Find the lines holding the string "ylabel" in the data, then copy all of them.

Begin

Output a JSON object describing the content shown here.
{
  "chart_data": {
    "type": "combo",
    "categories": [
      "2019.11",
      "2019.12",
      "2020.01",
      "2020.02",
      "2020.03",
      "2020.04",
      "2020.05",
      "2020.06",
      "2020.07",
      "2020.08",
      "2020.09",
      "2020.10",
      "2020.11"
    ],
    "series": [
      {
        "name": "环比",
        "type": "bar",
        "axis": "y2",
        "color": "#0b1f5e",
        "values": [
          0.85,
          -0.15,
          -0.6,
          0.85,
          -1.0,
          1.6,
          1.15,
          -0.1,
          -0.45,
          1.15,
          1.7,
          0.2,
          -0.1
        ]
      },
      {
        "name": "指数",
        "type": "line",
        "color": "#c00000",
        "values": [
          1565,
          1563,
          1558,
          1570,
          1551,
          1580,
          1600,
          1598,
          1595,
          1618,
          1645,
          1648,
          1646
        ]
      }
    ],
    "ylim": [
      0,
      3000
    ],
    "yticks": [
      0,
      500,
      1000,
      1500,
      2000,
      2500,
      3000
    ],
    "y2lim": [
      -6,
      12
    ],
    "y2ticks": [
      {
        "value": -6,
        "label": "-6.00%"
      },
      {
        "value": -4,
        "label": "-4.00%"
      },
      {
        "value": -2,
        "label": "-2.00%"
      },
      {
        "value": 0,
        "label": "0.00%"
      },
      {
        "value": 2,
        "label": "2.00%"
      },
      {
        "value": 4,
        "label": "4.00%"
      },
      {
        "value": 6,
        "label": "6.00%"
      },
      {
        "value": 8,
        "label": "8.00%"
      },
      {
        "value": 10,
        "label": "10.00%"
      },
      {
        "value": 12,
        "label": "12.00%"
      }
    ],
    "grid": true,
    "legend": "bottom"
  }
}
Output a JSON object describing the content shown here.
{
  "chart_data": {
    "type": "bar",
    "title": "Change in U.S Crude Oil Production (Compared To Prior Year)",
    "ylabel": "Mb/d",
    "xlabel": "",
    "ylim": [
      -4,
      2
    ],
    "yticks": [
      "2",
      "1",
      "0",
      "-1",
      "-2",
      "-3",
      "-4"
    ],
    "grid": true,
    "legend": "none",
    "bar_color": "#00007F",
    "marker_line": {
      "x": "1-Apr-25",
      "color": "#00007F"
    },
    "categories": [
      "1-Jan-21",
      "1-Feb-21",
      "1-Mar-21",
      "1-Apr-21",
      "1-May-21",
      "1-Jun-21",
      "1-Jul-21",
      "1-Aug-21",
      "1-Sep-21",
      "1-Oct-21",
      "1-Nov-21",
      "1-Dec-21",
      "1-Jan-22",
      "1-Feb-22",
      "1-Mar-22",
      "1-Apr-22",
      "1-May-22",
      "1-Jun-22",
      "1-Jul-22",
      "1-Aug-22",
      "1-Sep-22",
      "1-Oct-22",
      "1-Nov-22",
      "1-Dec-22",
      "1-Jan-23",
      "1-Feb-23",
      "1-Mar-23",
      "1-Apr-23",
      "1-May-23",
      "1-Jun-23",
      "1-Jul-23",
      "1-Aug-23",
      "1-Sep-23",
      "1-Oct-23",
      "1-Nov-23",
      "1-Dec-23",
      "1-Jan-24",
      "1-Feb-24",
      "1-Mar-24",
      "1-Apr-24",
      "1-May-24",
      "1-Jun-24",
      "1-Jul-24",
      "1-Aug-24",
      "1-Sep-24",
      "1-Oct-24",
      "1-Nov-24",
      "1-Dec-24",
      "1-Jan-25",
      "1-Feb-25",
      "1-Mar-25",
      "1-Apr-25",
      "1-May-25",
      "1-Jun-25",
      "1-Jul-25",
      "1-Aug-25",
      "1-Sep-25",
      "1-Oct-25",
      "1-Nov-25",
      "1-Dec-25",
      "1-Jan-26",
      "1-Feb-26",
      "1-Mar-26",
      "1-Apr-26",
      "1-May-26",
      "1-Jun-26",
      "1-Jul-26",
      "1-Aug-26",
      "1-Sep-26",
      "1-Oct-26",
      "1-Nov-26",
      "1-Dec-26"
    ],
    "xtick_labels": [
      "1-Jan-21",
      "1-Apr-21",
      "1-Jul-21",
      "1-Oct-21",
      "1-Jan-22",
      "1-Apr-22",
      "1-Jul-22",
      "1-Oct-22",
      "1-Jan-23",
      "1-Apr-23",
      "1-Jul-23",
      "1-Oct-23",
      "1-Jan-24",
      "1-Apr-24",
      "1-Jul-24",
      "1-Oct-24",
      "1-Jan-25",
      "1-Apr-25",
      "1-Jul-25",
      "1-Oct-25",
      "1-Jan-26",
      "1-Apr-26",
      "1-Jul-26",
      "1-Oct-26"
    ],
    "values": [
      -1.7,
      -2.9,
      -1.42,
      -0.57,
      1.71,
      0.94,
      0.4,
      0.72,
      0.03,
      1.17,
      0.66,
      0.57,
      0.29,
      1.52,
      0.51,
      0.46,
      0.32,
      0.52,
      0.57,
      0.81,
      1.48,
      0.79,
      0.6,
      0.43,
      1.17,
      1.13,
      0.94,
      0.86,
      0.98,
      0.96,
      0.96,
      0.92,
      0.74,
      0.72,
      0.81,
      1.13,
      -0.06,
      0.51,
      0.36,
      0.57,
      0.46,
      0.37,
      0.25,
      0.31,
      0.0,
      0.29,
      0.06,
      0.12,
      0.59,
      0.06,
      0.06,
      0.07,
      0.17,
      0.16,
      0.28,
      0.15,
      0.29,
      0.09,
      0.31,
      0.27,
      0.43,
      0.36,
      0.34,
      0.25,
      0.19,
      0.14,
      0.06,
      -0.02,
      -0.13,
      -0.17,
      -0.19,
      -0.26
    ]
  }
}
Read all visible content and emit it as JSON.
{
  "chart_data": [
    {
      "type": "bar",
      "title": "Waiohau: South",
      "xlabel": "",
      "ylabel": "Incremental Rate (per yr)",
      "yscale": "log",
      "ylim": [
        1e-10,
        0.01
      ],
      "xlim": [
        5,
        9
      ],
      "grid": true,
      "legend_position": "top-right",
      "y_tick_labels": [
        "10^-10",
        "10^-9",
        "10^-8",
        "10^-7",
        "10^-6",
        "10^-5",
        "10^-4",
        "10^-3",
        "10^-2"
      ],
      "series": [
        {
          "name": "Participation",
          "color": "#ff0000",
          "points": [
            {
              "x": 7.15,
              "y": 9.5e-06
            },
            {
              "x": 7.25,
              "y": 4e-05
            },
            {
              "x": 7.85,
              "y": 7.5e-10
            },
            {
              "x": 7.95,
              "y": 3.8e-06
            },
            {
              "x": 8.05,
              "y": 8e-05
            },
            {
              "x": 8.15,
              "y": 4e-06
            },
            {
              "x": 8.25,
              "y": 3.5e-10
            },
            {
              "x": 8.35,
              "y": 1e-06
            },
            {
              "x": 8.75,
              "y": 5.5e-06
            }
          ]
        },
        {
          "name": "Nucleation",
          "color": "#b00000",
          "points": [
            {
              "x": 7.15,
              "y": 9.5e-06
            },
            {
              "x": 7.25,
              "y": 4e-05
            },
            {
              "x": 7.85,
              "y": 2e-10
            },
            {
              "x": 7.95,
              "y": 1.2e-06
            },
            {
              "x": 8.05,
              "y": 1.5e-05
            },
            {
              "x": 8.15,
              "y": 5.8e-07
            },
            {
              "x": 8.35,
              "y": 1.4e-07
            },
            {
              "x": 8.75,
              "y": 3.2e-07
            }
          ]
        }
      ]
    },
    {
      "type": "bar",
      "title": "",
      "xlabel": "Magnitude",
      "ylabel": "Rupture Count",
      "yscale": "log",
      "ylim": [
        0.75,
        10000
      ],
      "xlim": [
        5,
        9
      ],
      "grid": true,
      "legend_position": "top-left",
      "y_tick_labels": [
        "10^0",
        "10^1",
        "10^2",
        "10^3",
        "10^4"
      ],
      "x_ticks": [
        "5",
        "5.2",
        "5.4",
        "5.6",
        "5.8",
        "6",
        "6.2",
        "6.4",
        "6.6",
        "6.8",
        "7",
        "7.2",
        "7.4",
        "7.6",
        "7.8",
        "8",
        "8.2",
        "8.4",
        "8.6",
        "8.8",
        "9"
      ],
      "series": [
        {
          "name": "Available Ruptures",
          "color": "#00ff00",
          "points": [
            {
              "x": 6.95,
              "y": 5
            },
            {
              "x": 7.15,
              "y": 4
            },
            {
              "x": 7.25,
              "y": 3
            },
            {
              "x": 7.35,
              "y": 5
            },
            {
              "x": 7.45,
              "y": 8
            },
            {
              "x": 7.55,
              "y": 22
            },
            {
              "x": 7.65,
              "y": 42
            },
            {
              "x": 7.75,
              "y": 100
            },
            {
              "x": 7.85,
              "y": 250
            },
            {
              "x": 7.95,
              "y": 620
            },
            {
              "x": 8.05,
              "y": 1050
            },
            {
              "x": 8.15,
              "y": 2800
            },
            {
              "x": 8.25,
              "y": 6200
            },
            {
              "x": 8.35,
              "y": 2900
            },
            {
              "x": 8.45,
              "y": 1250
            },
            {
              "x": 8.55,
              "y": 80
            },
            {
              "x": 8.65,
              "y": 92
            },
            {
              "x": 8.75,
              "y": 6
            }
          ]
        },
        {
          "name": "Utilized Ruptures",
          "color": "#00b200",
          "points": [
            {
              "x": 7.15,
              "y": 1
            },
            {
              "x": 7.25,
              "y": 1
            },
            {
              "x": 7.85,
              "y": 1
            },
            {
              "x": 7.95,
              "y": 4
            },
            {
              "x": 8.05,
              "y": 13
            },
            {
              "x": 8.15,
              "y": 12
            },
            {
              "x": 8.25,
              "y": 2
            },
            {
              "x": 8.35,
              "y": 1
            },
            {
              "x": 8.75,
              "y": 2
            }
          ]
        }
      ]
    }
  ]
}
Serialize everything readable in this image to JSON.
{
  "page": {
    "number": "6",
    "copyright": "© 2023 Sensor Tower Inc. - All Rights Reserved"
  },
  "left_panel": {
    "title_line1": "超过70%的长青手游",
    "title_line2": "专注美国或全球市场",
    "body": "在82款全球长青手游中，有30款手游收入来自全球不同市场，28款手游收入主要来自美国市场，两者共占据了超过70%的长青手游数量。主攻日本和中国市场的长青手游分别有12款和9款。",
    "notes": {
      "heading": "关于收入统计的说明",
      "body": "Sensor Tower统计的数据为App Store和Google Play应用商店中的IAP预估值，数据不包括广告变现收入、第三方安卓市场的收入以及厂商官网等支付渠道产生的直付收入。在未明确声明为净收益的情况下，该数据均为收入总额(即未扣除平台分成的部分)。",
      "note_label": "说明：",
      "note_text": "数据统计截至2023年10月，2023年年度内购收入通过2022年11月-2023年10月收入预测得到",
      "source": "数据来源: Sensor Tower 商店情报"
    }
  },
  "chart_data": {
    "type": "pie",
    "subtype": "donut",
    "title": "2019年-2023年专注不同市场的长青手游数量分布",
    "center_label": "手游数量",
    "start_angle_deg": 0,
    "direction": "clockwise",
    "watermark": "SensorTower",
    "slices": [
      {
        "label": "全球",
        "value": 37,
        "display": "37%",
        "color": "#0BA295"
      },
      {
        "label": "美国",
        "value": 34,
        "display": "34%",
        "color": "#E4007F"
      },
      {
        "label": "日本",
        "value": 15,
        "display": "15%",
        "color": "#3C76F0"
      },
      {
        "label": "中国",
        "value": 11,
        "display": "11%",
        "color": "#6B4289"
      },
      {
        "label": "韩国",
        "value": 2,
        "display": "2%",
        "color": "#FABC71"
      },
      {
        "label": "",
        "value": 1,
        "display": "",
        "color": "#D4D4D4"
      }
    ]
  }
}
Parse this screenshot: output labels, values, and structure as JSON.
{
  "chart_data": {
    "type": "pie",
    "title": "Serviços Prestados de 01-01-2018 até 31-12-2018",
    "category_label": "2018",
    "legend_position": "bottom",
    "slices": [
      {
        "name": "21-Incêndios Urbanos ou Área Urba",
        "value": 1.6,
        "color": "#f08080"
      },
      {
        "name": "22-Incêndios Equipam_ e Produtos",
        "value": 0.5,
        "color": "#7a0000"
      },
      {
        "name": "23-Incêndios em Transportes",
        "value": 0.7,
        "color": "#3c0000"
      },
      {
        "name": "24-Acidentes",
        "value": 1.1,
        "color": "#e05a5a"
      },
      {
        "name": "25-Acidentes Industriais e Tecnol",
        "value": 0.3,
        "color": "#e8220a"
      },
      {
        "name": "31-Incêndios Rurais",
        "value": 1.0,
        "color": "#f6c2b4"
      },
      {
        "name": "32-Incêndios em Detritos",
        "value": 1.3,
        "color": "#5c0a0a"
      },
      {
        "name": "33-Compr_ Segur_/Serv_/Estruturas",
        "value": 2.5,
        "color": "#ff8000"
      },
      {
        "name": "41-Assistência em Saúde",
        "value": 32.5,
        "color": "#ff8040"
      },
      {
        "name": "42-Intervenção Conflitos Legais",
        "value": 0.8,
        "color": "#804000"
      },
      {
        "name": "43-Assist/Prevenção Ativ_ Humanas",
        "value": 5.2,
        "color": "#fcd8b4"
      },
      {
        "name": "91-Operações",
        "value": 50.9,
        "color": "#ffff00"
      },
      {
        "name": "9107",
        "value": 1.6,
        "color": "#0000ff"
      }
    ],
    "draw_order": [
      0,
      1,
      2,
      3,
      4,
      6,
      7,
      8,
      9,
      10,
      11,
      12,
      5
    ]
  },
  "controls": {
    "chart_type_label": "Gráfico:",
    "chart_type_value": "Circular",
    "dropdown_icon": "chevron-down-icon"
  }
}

End

**COMPLETE ANSWER**
    "ylabel": "Mb/d",
      "ylabel": "Incremental Rate (per yr)",
      "ylabel": "Rupture Count",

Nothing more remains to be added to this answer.